Work to do: Each entry below is to be written out exactly, and the pictures are to be left out.
-- start --
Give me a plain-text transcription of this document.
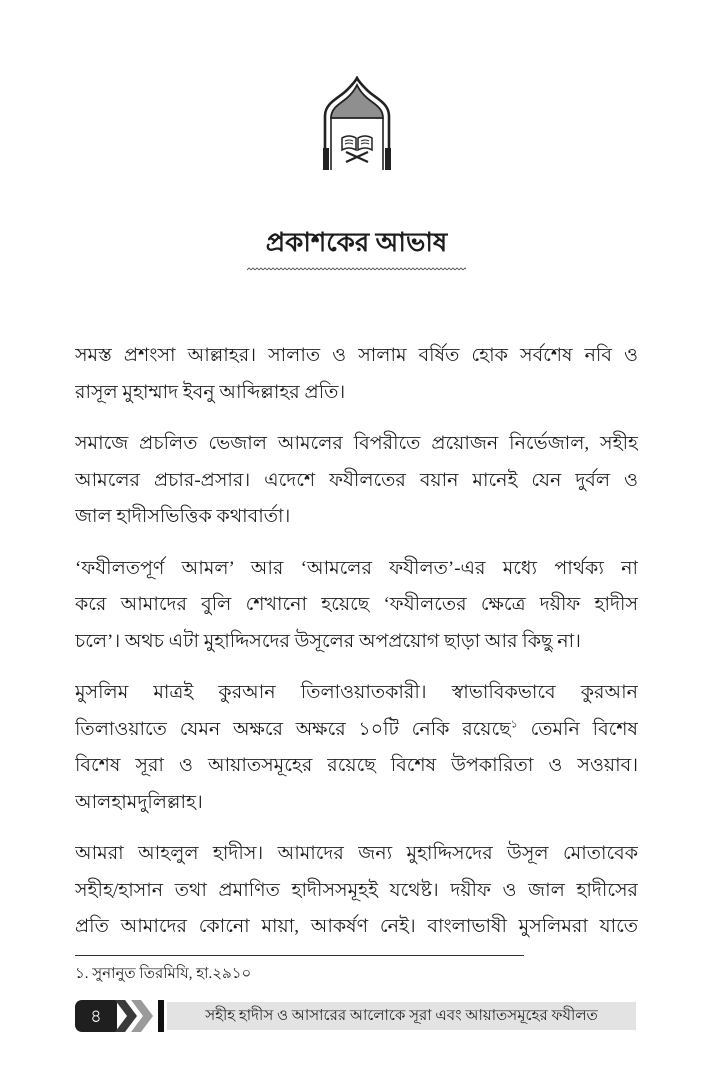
প্রকাশকের আভাষ
সমস্ত প্রশংসা আল্লাহর। সালাত ও সালাম বর্ষিত হোক সর্বশেষ নবি ও
রাসূল মুহাম্মাদ ইবনু আব্দিল্লাহর প্রতি।
সমাজে প্রচলিত ভেজাল আমলের বিপরীতে প্রয়োজন নির্ভেজাল, সহীহ
আমলের প্রচার-প্রসার। এদেশে ফযীলতের বয়ান মানেই যেন দুর্বল ও
জাল হাদীসভিত্তিক কথাবার্তা।
‘ফযীলতপূর্ণ আমল’ আর ‘আমলের ফযীলত’-এর মধ্যে পার্থক্য না
করে আমাদের বুলি শেখানো হয়েছে ‘ফযীলতের ক্ষেত্রে দয়ীফ হাদীস
চলে’। অথচ এটা মুহাদ্দিসদের উসূলের অপপ্রয়োগ ছাড়া আর কিছু না।
মুসলিম মাত্রই কুরআন তিলাওয়াতকারী। স্বাভাবিকভাবে কুরআন
তিলাওয়াতে যেমন অক্ষরে অক্ষরে ১০টি নেকি রয়েছে$^১$ তেমনি বিশেষ
বিশেষ সূরা ও আয়াতসমূহের রয়েছে বিশেষ উপকারিতা ও সওয়াব।
আলহামদুলিল্লাহ।
আমরা আহলুল হাদীস। আমাদের জন্য মুহাদ্দিসদের উসূল মোতাবেক
সহীহ/হাসান তথা প্রমাণিত হাদীসসমূহই যথেষ্ট। দয়ীফ ও জাল হাদীসের
প্রতি আমাদের কোনো মায়া, আকর্ষণ নেই। বাংলাভাষী মুসলিমরা যাতে
১. সুনানুত তিরমিযি, হা.২৯১০
৪	সহীহ হাদীস ও আসারের আলোকে সূরা এবং আয়াতসমূহের ফযীলত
-- end --
Finished exercise:
Give me a plain-text transcription of this document.
প্রকাশকের আভাষ
সমস্ত প্রশংসা আল্লাহর। সালাত ও সালাম বর্ষিত হোক সর্বশেষ নবি ও
রাসূল মুহাম্মাদ ইবনু আব্দিল্লাহর প্রতি।
সমাজে প্রচলিত ভেজাল আমলের বিপরীতে প্রয়োজন নির্ভেজাল, সহীহ
আমলের প্রচার-প্রসার। এদেশে ফযীলতের বয়ান মানেই যেন দুর্বল ও
জাল হাদীসভিত্তিক কথাবার্তা।
‘ফযীলতপূর্ণ আমল’ আর ‘আমলের ফযীলত’-এর মধ্যে পার্থক্য না
করে আমাদের বুলি শেখানো হয়েছে ‘ফযীলতের ক্ষেত্রে দয়ীফ হাদীস
চলে’। অথচ এটা মুহাদ্দিসদের উসূলের অপপ্রয়োগ ছাড়া আর কিছু না।
মুসলিম মাত্রই কুরআন তিলাওয়াতকারী। স্বাভাবিকভাবে কুরআন
তিলাওয়াতে যেমন অক্ষরে অক্ষরে ১০টি নেকি রয়েছে$^১$ তেমনি বিশেষ
বিশেষ সূরা ও আয়াতসমূহের রয়েছে বিশেষ উপকারিতা ও সওয়াব।
আলহামদুলিল্লাহ।
আমরা আহলুল হাদীস। আমাদের জন্য মুহাদ্দিসদের উসূল মোতাবেক
সহীহ/হাসান তথা প্রমাণিত হাদীসসমূহই যথেষ্ট। দয়ীফ ও জাল হাদীসের
প্রতি আমাদের কোনো মায়া, আকর্ষণ নেই। বাংলাভাষী মুসলিমরা যাতে
১. সুনানুত তিরমিযি, হা.২৯১০
৪	সহীহ হাদীস ও আসারের আলোকে সূরা এবং আয়াতসমূহের ফযীলত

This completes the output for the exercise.